Stephen Breyer to retire from supreme court, giving Biden chance to pick liberal judge

Breyer, 83, had been under pressure from progressives eager to fill a seat on the supreme court while the Democrats hold power

Justice Stephen Breyer will retire from the supreme court, according to widespread media reporting on Wednesday, which, if confirmed by the court, will provide Joe Biden with the opportunity to fulfill a campaign pledge by nominating the first Black woman judge to the bench.

Such a choice would be a milestone and bolster the liberal wing of the bench, even as it weathers a dominant conservative super-majority achieved under the Trump administration.

Breyer, 83, had been under pressure from progressives eager to give the new president the chance to fill a seat on the court while the Democrats hold power in the White House and Congress, including a wafer-thin margin in the Senate, which would have to confirm Biden’s nominee.

Later in the year Biden would face the threat of any picks of his being blocked if the Republicans win back control of the US Senate in November’s midterm elections.

California-born Breyer was nominated by Bill Clinton in 1994 and confirmed with strong bipartisan support in the Senate at the time.

As news of Breyer’s retirement came in, the White House distanced itself from the development in an apparent attempt to signal that Biden had not pressured the justice.

Biden, meeting private sector CEOs at the White House to talk about his legislative agenda, declined to comment on the retirement per se, saying: “There have been no announcements from Justice Breyer.”

But there were no denials from the White House or the court.

At the White House daily briefing, the first question from the media to the press secretary, Jen Psaki, was whether Biden intends to follow through on his campaign promise to nominate a Black woman to the court, and she said: “The president has stated and reiterated his commitment to nominating a Black woman to the supreme court and certainly stands by that.”

**Tasks to complete**
- a) Answer these questions from the Breyer article:
(i) How old is Breyer?
(ii) Which president nominated Breyer, and in what year?
(iii) What is the name of the press secretary at the White House daily briefing?
- b) Duplicate the Breyer article word for word between "Stephen Breyer to" and "the Trump administration.", inclusive.
Rely only on the Breyer article for your responses.

**Data extract**
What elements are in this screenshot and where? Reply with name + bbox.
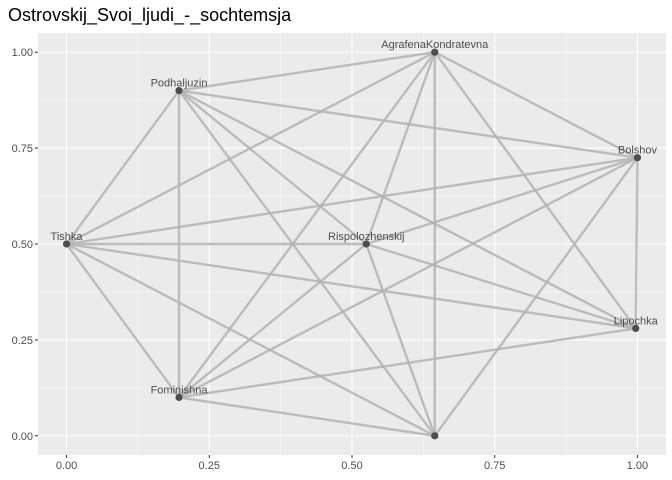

**Solutions for each task**
- a)
(i) 83
(ii) Bill Clinton, in 1994
(iii) Jen Psaki

- b)
Stephen Breyer to retire from supreme court, giving Biden chance to pick liberal judge

Breyer, 83, had been under pressure from progressives eager to fill a seat on the supreme court while the Democrats hold power

Justice Stephen Breyer will retire from the supreme court, according to widespread media reporting on Wednesday, which, if confirmed by the court, will provide Joe Biden with the opportunity to fulfill a campaign pledge by nominating the first Black woman judge to the bench.

Such a choice would be a milestone and bolster the liberal wing of the bench, even as it weathers a dominant conservative super-majority achieved under the Trump administration.